STATED PROBLEM
Find each line in the items below that contains the string "coated", treating uppercase and lowercase as different, and copy those lines.

****************************************

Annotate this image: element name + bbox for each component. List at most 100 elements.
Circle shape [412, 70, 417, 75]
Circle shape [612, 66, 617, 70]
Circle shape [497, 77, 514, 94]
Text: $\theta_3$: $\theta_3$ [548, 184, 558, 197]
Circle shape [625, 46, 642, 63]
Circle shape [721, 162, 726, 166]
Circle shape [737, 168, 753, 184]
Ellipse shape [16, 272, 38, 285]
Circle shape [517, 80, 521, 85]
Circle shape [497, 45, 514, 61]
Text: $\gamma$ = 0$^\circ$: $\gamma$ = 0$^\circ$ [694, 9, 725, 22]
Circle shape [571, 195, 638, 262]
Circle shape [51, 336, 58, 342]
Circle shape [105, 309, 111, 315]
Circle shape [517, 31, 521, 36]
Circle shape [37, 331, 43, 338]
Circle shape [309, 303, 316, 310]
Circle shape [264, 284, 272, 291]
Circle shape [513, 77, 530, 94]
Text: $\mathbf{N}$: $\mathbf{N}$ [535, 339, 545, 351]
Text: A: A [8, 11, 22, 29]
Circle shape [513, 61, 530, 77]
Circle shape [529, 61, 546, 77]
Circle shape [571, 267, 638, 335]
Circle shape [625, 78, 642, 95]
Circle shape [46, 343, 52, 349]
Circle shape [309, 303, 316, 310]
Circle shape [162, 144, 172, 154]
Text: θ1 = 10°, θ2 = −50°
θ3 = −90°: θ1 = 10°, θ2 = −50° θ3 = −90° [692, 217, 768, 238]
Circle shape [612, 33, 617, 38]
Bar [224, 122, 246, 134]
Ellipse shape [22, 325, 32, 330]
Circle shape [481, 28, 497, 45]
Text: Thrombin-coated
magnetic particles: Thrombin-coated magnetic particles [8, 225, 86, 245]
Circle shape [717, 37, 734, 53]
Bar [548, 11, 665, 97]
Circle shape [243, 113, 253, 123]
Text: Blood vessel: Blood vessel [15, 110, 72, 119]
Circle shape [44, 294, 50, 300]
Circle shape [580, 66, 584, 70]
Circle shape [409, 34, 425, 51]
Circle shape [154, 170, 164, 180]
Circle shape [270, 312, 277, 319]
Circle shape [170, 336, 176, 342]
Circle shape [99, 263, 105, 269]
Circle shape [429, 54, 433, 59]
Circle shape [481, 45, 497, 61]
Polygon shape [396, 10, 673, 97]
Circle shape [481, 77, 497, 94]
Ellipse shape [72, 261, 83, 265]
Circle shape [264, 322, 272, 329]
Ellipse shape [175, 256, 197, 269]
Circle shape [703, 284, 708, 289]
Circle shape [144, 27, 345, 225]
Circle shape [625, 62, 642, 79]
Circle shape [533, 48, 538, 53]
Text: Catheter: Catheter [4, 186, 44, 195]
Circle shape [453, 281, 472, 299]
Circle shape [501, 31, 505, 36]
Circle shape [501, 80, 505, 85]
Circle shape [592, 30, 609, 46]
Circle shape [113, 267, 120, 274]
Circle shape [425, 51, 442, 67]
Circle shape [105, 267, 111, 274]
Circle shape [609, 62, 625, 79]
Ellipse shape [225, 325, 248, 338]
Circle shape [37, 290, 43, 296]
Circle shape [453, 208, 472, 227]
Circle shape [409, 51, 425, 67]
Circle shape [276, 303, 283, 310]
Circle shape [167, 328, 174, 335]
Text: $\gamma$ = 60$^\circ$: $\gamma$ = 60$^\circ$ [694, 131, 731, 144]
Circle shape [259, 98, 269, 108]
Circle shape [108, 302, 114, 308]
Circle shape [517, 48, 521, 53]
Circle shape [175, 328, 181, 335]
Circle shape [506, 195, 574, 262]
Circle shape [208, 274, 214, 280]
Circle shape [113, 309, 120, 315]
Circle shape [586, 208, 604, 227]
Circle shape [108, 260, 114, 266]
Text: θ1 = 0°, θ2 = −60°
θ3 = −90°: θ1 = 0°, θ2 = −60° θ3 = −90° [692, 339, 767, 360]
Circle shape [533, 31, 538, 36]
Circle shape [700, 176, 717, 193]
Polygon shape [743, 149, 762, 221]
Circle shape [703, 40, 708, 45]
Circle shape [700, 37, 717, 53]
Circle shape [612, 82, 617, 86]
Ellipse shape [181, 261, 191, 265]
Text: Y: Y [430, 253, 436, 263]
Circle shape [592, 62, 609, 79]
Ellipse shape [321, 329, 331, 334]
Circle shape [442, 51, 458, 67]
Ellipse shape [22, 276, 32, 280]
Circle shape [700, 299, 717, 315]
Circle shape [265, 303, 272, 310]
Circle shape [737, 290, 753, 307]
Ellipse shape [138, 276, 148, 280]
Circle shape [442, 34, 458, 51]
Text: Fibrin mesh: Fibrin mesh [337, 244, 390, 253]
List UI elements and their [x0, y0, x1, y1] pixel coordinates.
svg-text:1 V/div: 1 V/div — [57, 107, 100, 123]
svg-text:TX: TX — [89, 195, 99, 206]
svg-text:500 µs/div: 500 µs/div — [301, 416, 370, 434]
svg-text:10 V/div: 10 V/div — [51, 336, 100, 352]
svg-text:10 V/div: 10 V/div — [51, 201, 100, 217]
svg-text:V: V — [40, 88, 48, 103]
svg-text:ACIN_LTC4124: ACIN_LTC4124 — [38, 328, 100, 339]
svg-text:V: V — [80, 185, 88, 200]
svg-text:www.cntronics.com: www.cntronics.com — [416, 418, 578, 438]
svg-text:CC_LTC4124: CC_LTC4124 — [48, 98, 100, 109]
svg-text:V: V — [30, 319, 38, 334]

****************************************

ANSWER
Text: Thrombin-coated
magnetic particles: Thrombin-coated magnetic particles [8, 225, 86, 245]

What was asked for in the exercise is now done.